## START Material for this exercise
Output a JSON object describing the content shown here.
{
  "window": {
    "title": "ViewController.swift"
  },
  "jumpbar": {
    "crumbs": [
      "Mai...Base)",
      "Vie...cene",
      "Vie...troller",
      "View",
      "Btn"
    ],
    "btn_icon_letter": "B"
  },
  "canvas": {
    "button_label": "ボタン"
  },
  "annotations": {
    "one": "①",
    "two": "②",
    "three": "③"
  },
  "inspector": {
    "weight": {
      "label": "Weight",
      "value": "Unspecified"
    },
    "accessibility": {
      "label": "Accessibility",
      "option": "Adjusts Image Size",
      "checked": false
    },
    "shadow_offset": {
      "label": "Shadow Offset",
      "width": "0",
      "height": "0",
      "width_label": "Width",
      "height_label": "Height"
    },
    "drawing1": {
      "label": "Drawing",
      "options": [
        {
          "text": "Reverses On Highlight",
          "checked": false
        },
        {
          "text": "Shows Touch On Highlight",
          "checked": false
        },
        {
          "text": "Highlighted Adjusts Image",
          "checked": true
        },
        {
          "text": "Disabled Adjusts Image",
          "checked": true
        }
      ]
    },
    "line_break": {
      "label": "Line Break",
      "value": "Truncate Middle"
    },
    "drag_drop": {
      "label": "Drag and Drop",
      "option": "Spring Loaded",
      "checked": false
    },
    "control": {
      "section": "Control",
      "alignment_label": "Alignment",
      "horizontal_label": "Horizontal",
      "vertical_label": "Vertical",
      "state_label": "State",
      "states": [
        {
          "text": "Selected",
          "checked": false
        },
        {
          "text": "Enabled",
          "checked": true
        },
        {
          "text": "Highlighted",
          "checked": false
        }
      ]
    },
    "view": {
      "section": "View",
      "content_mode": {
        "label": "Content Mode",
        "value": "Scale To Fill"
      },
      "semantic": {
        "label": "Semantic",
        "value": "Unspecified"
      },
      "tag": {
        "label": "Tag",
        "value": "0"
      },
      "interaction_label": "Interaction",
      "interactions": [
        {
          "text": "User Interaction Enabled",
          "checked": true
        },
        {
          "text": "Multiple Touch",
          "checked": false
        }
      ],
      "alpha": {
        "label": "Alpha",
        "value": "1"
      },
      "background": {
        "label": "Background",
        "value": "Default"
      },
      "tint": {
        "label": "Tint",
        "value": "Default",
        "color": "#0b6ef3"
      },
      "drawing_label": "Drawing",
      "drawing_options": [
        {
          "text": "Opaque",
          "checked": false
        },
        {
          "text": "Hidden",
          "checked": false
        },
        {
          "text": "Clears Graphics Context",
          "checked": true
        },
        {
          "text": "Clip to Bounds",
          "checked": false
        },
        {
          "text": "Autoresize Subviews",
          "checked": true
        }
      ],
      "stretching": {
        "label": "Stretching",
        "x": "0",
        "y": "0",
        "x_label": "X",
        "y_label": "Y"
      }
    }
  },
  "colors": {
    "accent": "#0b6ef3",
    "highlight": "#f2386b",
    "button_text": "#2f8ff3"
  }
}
## END Material for this exercise
Copy out every line of the material above that mentions the word "Adjusts".

      "option": "Adjusts Image Size",
          "text": "Highlighted Adjusts Image",
          "text": "Disabled Adjusts Image",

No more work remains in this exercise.